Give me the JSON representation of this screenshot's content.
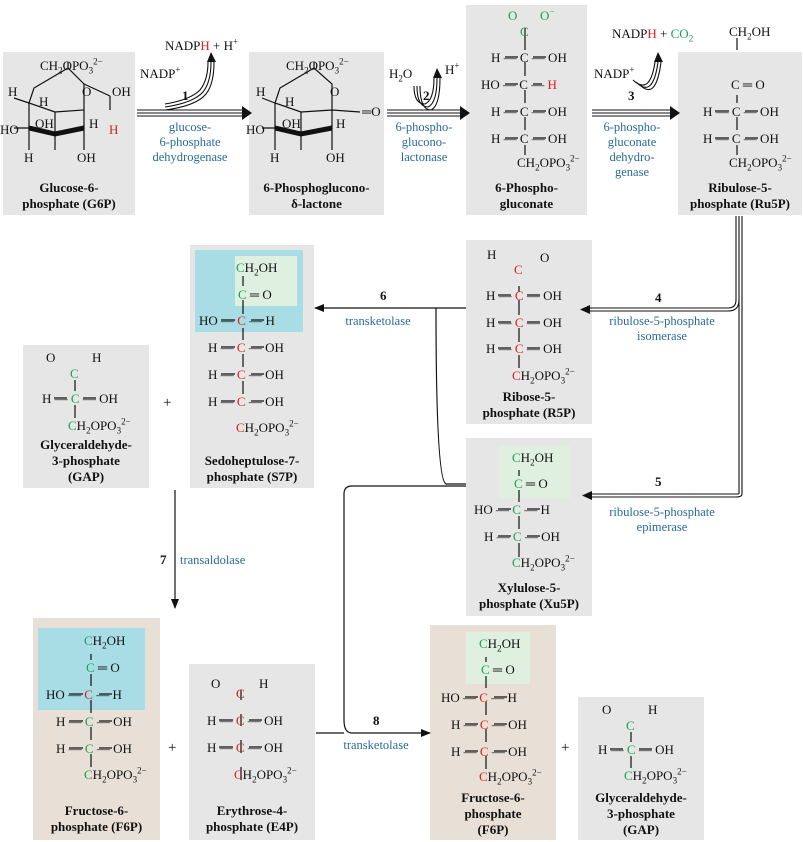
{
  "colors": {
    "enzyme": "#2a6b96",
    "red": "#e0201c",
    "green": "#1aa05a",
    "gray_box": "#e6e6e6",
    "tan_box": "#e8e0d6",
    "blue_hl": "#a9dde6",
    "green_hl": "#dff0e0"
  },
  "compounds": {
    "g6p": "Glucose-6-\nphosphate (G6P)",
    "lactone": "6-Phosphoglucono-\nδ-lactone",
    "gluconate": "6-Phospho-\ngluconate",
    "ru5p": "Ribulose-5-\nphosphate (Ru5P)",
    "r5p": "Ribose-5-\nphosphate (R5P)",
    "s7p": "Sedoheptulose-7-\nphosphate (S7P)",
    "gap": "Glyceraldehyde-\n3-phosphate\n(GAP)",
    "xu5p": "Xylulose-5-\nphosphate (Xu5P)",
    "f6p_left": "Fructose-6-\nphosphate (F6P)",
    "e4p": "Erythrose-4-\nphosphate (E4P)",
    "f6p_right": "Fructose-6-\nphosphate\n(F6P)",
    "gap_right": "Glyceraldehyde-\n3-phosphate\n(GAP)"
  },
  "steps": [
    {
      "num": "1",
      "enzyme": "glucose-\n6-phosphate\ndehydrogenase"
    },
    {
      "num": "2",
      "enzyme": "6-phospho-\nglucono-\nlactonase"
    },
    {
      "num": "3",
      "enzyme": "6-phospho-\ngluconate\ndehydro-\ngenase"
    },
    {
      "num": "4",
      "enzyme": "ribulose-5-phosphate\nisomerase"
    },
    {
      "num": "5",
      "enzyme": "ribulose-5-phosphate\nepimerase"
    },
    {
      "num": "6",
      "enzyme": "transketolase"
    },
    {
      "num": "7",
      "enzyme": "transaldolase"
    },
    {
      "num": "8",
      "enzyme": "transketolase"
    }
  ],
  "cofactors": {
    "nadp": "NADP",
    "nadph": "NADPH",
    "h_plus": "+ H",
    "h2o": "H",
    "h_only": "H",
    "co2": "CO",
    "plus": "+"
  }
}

——

**Description of the task:** Show every line in the listing above that carries the word "Fructose".

**Your solution:**
    "f6p_left": "Fructose-6-\nphosphate (F6P)",
    "f6p_right": "Fructose-6-\nphosphate\n(F6P)",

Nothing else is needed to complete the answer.